TASK
Skip the pictures. Transcribe the rest of the data below without changing a word.

(Raw records)
-*-

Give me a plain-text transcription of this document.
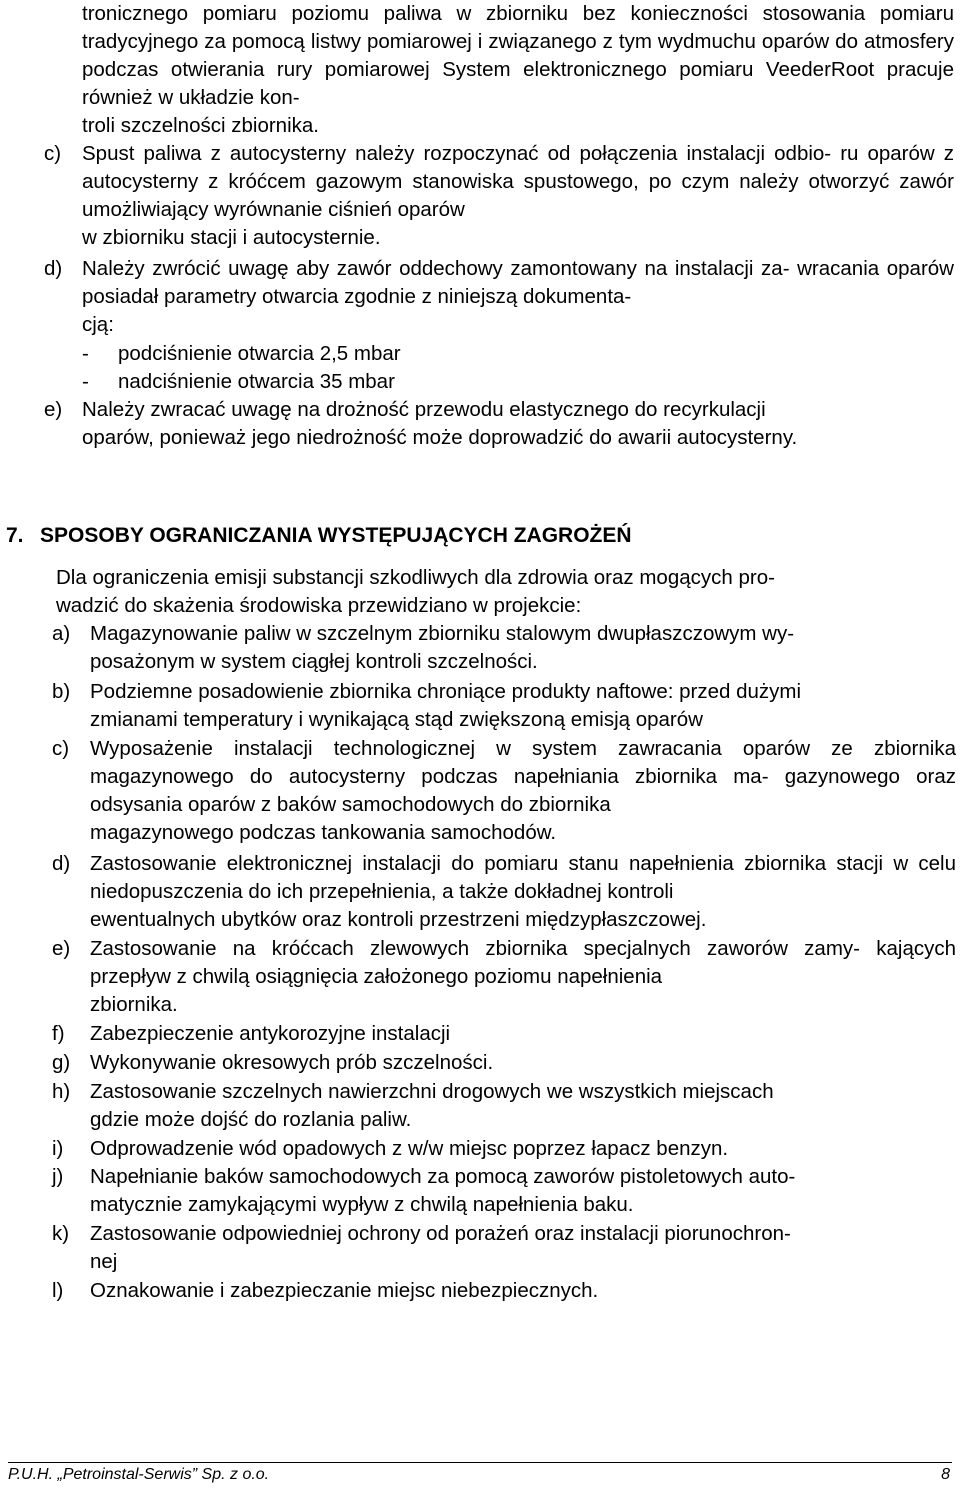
tronicznego pomiaru poziomu paliwa w zbiorniku bez konieczności stosowania pomiaru tradycyjnego za pomocą listwy pomiarowej i związanego z tym wydmuchu oparów do atmosfery podczas otwierania rury pomiarowej System elektronicznego pomiaru VeederRoot pracuje również w układzie kon-
troli szczelności zbiornika.

c) Spust paliwa z autocysterny należy rozpoczynać od połączenia instalacji odbio- ru oparów z autocysterny z króćcem gazowym stanowiska spustowego, po czym należy otworzyć zawór umożliwiający wyrównanie ciśnień oparów
w zbiorniku stacji i autocysternie.

d) Należy zwrócić uwagę aby zawór oddechowy zamontowany na instalacji za- wracania oparów posiadał parametry otwarcia zgodnie z niniejszą dokumenta-
cją:

- podciśnienie otwarcia 2,5 mbar
- nadciśnienie otwarcia 35 mbar
e) Należy zwracać uwagę na drożność przewodu elastycznego do recyrkulacji
oparów, ponieważ jego niedrożność może doprowadzić do awarii autocysterny.

7. SPOSOBY OGRANICZANIA WYSTĘPUJĄCYCH ZAGROŻEŃ

Dla ograniczenia emisji substancji szkodliwych dla zdrowia oraz mogących pro-
wadzić do skażenia środowiska przewidziano w projekcie:

a) Magazynowanie paliw w szczelnym zbiorniku stalowym dwupłaszczowym wy-
posażonym w system ciągłej kontroli szczelności.

b) Podziemne posadowienie zbiornika chroniące produkty naftowe: przed dużymi
zmianami temperatury i wynikającą stąd zwiększoną emisją oparów

c) Wyposażenie instalacji technologicznej w system zawracania oparów ze zbiornika magazynowego do autocysterny podczas napełniania zbiornika ma- gazynowego oraz odsysania oparów z baków samochodowych do zbiornika
magazynowego podczas tankowania samochodów.

d) Zastosowanie elektronicznej instalacji do pomiaru stanu napełnienia zbiornika stacji w celu niedopuszczenia do ich przepełnienia, a także dokładnej kontroli
ewentualnych ubytków oraz kontroli przestrzeni międzypłaszczowej.

e) Zastosowanie na króćcach zlewowych zbiornika specjalnych zaworów zamy- kających przepływ z chwilą osiągnięcia założonego poziomu napełnienia
zbiornika.

f) Zabezpieczenie antykorozyjne instalacji

g) Wykonywanie okresowych prób szczelności.

h) Zastosowanie szczelnych nawierzchni drogowych we wszystkich miejscach
gdzie może dojść do rozlania paliw.

i) Odprowadzenie wód opadowych z w/w miejsc poprzez łapacz benzyn.

j) Napełnianie baków samochodowych za pomocą zaworów pistoletowych auto-
matycznie zamykającymi wypływ z chwilą napełnienia baku.

k) Zastosowanie odpowiedniej ochrony od porażeń oraz instalacji piorunochron-
nej

l) Oznakowanie i zabezpieczanie miejsc niebezpiecznych.

P.U.H. „Petroinstal-Serwis” Sp. z o.o.	8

-*-

ANSWER TO THIS EXERCISE
Give me a plain-text transcription of this document.
tronicznego pomiaru poziomu paliwa w zbiorniku bez konieczności stosowania pomiaru tradycyjnego za pomocą listwy pomiarowej i związanego z tym wydmuchu oparów do atmosfery podczas otwierania rury pomiarowej System elektronicznego pomiaru VeederRoot pracuje również w układzie kon-
troli szczelności zbiornika.

c) Spust paliwa z autocysterny należy rozpoczynać od połączenia instalacji odbio- ru oparów z autocysterny z króćcem gazowym stanowiska spustowego, po czym należy otworzyć zawór umożliwiający wyrównanie ciśnień oparów
w zbiorniku stacji i autocysternie.

d) Należy zwrócić uwagę aby zawór oddechowy zamontowany na instalacji za- wracania oparów posiadał parametry otwarcia zgodnie z niniejszą dokumenta-
cją:

- podciśnienie otwarcia 2,5 mbar
- nadciśnienie otwarcia 35 mbar
e) Należy zwracać uwagę na drożność przewodu elastycznego do recyrkulacji
oparów, ponieważ jego niedrożność może doprowadzić do awarii autocysterny.

7. SPOSOBY OGRANICZANIA WYSTĘPUJĄCYCH ZAGROŻEŃ

Dla ograniczenia emisji substancji szkodliwych dla zdrowia oraz mogących pro-
wadzić do skażenia środowiska przewidziano w projekcie:

a) Magazynowanie paliw w szczelnym zbiorniku stalowym dwupłaszczowym wy-
posażonym w system ciągłej kontroli szczelności.

b) Podziemne posadowienie zbiornika chroniące produkty naftowe: przed dużymi
zmianami temperatury i wynikającą stąd zwiększoną emisją oparów

c) Wyposażenie instalacji technologicznej w system zawracania oparów ze zbiornika magazynowego do autocysterny podczas napełniania zbiornika ma- gazynowego oraz odsysania oparów z baków samochodowych do zbiornika
magazynowego podczas tankowania samochodów.

d) Zastosowanie elektronicznej instalacji do pomiaru stanu napełnienia zbiornika stacji w celu niedopuszczenia do ich przepełnienia, a także dokładnej kontroli
ewentualnych ubytków oraz kontroli przestrzeni międzypłaszczowej.

e) Zastosowanie na króćcach zlewowych zbiornika specjalnych zaworów zamy- kających przepływ z chwilą osiągnięcia założonego poziomu napełnienia
zbiornika.

f) Zabezpieczenie antykorozyjne instalacji

g) Wykonywanie okresowych prób szczelności.

h) Zastosowanie szczelnych nawierzchni drogowych we wszystkich miejscach
gdzie może dojść do rozlania paliw.

i) Odprowadzenie wód opadowych z w/w miejsc poprzez łapacz benzyn.

j) Napełnianie baków samochodowych za pomocą zaworów pistoletowych auto-
matycznie zamykającymi wypływ z chwilą napełnienia baku.

k) Zastosowanie odpowiedniej ochrony od porażeń oraz instalacji piorunochron-
nej

l) Oznakowanie i zabezpieczanie miejsc niebezpiecznych.

P.U.H. „Petroinstal-Serwis” Sp. z o.o.	8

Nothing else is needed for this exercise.